* begin STORED DATA *

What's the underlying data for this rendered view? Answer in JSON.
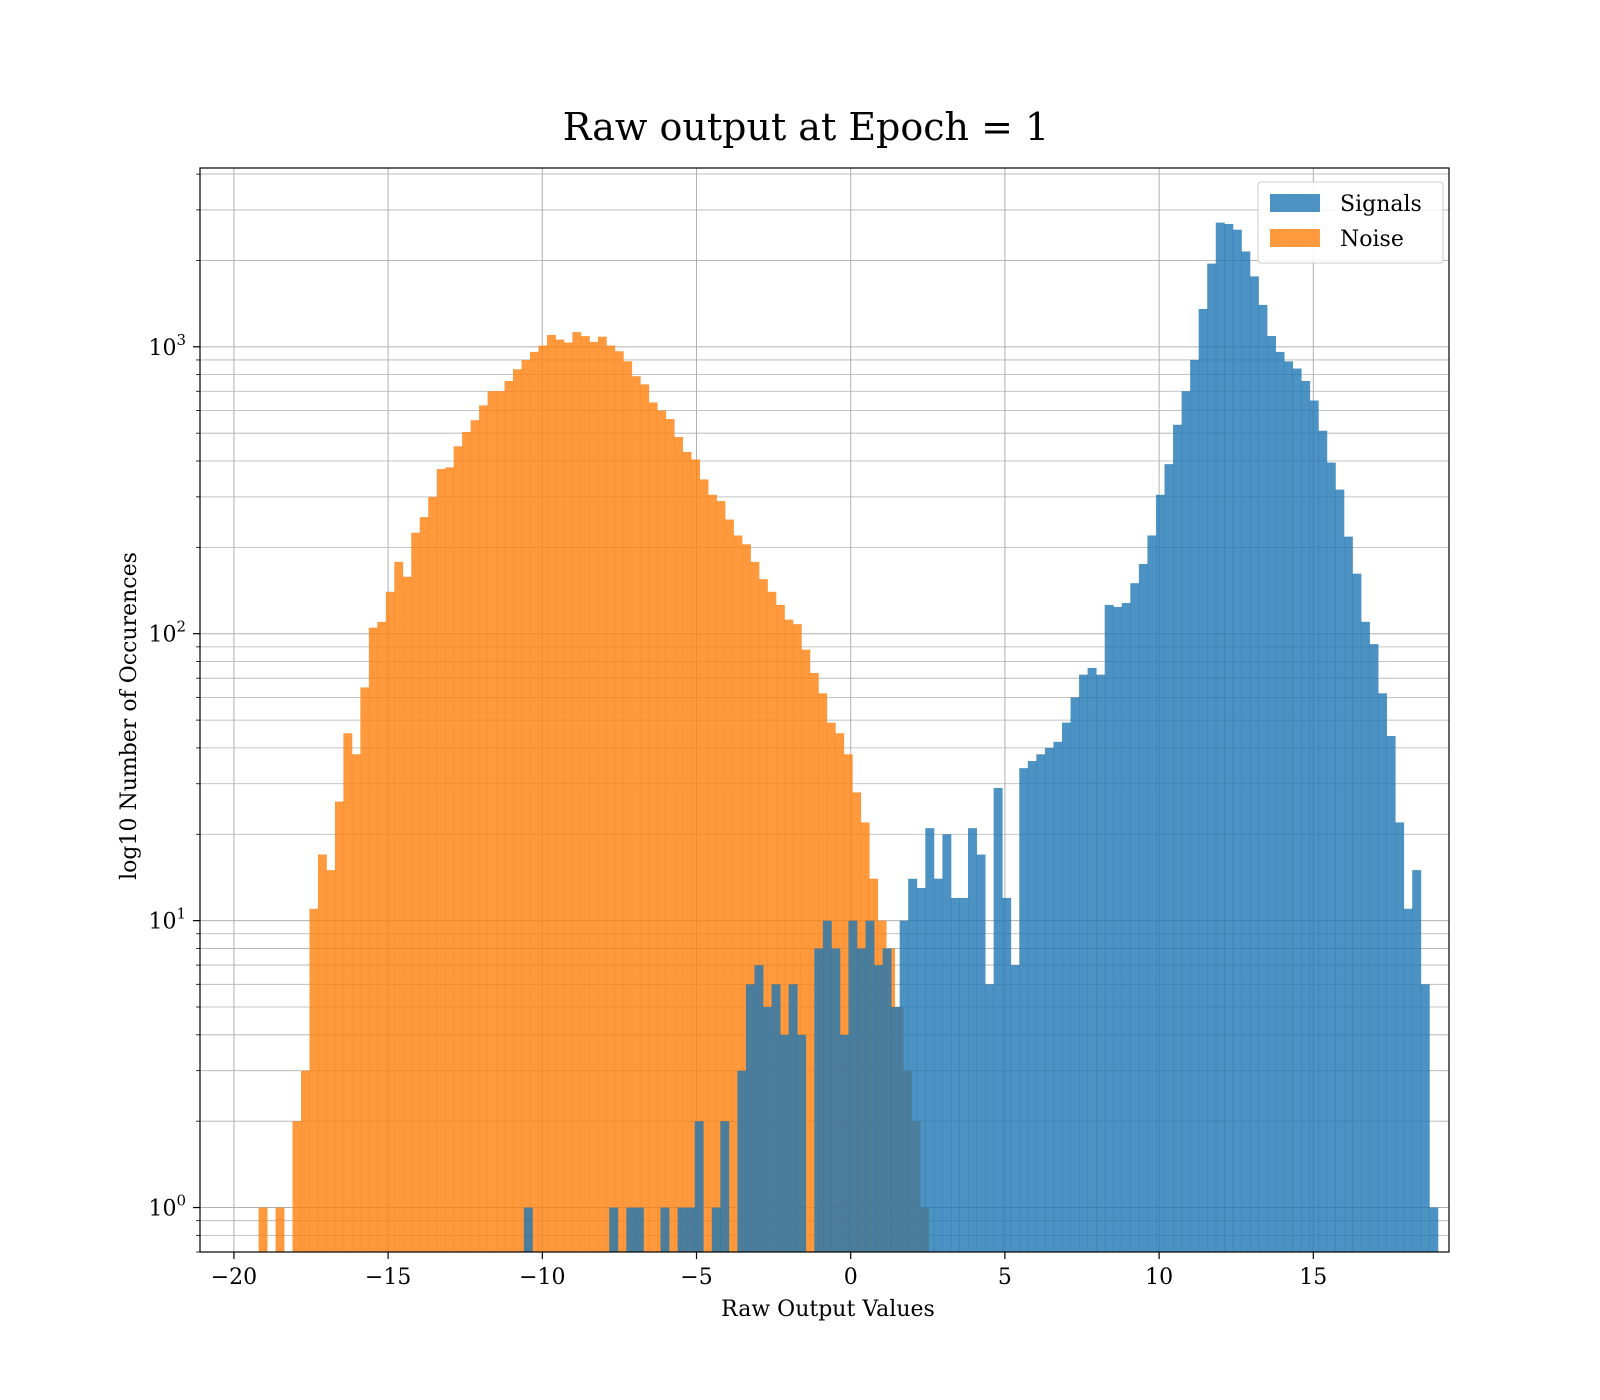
{
  "chart_data": {
    "type": "histogram",
    "title": "Raw output at Epoch = 1",
    "xlabel": "Raw Output Values",
    "ylabel": "log10 Number of Occurences",
    "yscale": "log",
    "xlim": [
      -21.1,
      19.4
    ],
    "ylim": [
      0.7,
      4200
    ],
    "x_ticks": [
      -20,
      -15,
      -10,
      -5,
      0,
      5,
      10,
      15
    ],
    "x_tick_labels": [
      "−20",
      "−15",
      "−10",
      "−5",
      "0",
      "5",
      "10",
      "15"
    ],
    "y_ticks": [
      {
        "value": 1,
        "base": "10",
        "exp": "0"
      },
      {
        "value": 10,
        "base": "10",
        "exp": "1"
      },
      {
        "value": 100,
        "base": "10",
        "exp": "2"
      },
      {
        "value": 1000,
        "base": "10",
        "exp": "3"
      }
    ],
    "grid": true,
    "legend_position": "top-right",
    "colors": {
      "signals": "#1f77b4",
      "noise": "#ff7f0e"
    },
    "series": [
      {
        "name": "Noise",
        "color": "#ff7f0e",
        "alpha": 0.8,
        "bin_start": -19.2,
        "bin_width": 0.275,
        "counts": [
          1,
          0,
          1,
          0,
          2,
          3,
          11,
          17,
          15,
          26,
          45,
          38,
          65,
          105,
          110,
          140,
          178,
          158,
          225,
          255,
          300,
          375,
          380,
          450,
          505,
          555,
          625,
          700,
          700,
          760,
          835,
          900,
          960,
          1010,
          1100,
          1060,
          1035,
          1125,
          1090,
          1040,
          1085,
          1010,
          965,
          890,
          790,
          740,
          640,
          600,
          560,
          485,
          430,
          405,
          345,
          305,
          290,
          250,
          220,
          205,
          178,
          155,
          140,
          126,
          112,
          108,
          88,
          73,
          62,
          49,
          45,
          38,
          28,
          22,
          14,
          10,
          8,
          5,
          3,
          2,
          1
        ]
      },
      {
        "name": "Signals",
        "color": "#1f77b4",
        "alpha": 0.8,
        "bin_start": -10.6,
        "bin_width": 0.277,
        "counts": [
          1,
          0,
          0,
          0,
          0,
          0,
          0,
          0,
          0,
          0,
          1,
          0,
          1,
          1,
          0,
          0,
          1,
          0,
          1,
          1,
          2,
          0,
          1,
          2,
          0,
          3,
          6,
          7,
          5,
          6,
          4,
          6,
          4,
          0,
          8,
          10,
          8,
          4,
          10,
          8,
          10,
          7,
          8,
          5,
          10,
          14,
          13,
          21,
          14,
          20,
          12,
          12,
          21,
          17,
          6,
          29,
          12,
          7,
          34,
          36,
          38,
          40,
          42,
          49,
          60,
          72,
          76,
          72,
          126,
          124,
          128,
          150,
          175,
          220,
          305,
          390,
          535,
          700,
          900,
          1355,
          1950,
          2710,
          2680,
          2560,
          2150,
          1760,
          1400,
          1090,
          960,
          890,
          840,
          760,
          650,
          510,
          395,
          318,
          218,
          162,
          110,
          92,
          62,
          44,
          22,
          11,
          15,
          6,
          1
        ]
      }
    ]
  }
}
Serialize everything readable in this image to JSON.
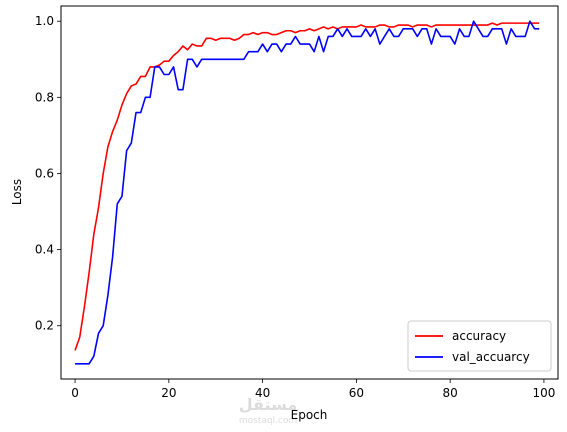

* end STORED DATA *

- INSTRUCTION
Pictures are excluded; copy every other part of the records exactly.

- REPLY
What's the underlying data for this rendered view? Answer in JSON.
{
  "chart_data": {
    "type": "histogram",
    "title": "Raw output at Epoch = 1",
    "xlabel": "Raw Output Values",
    "ylabel": "log10 Number of Occurences",
    "yscale": "log",
    "xlim": [
      -21.1,
      19.4
    ],
    "ylim": [
      0.7,
      4200
    ],
    "x_ticks": [
      -20,
      -15,
      -10,
      -5,
      0,
      5,
      10,
      15
    ],
    "x_tick_labels": [
      "−20",
      "−15",
      "−10",
      "−5",
      "0",
      "5",
      "10",
      "15"
    ],
    "y_ticks": [
      {
        "value": 1,
        "base": "10",
        "exp": "0"
      },
      {
        "value": 10,
        "base": "10",
        "exp": "1"
      },
      {
        "value": 100,
        "base": "10",
        "exp": "2"
      },
      {
        "value": 1000,
        "base": "10",
        "exp": "3"
      }
    ],
    "grid": true,
    "legend_position": "top-right",
    "colors": {
      "signals": "#1f77b4",
      "noise": "#ff7f0e"
    },
    "series": [
      {
        "name": "Noise",
        "color": "#ff7f0e",
        "alpha": 0.8,
        "bin_start": -19.2,
        "bin_width": 0.275,
        "counts": [
          1,
          0,
          1,
          0,
          2,
          3,
          11,
          17,
          15,
          26,
          45,
          38,
          65,
          105,
          110,
          140,
          178,
          158,
          225,
          255,
          300,
          375,
          380,
          450,
          505,
          555,
          625,
          700,
          700,
          760,
          835,
          900,
          960,
          1010,
          1100,
          1060,
          1035,
          1125,
          1090,
          1040,
          1085,
          1010,
          965,
          890,
          790,
          740,
          640,
          600,
          560,
          485,
          430,
          405,
          345,
          305,
          290,
          250,
          220,
          205,
          178,
          155,
          140,
          126,
          112,
          108,
          88,
          73,
          62,
          49,
          45,
          38,
          28,
          22,
          14,
          10,
          8,
          5,
          3,
          2,
          1
        ]
      },
      {
        "name": "Signals",
        "color": "#1f77b4",
        "alpha": 0.8,
        "bin_start": -10.6,
        "bin_width": 0.277,
        "counts": [
          1,
          0,
          0,
          0,
          0,
          0,
          0,
          0,
          0,
          0,
          1,
          0,
          1,
          1,
          0,
          0,
          1,
          0,
          1,
          1,
          2,
          0,
          1,
          2,
          0,
          3,
          6,
          7,
          5,
          6,
          4,
          6,
          4,
          0,
          8,
          10,
          8,
          4,
          10,
          8,
          10,
          7,
          8,
          5,
          10,
          14,
          13,
          21,
          14,
          20,
          12,
          12,
          21,
          17,
          6,
          29,
          12,
          7,
          34,
          36,
          38,
          40,
          42,
          49,
          60,
          72,
          76,
          72,
          126,
          124,
          128,
          150,
          175,
          220,
          305,
          390,
          535,
          700,
          900,
          1355,
          1950,
          2710,
          2680,
          2560,
          2150,
          1760,
          1400,
          1090,
          960,
          890,
          840,
          760,
          650,
          510,
          395,
          318,
          218,
          162,
          110,
          92,
          62,
          44,
          22,
          11,
          15,
          6,
          1
        ]
      }
    ]
  }
}
Serialize everything readable in this image to JSON.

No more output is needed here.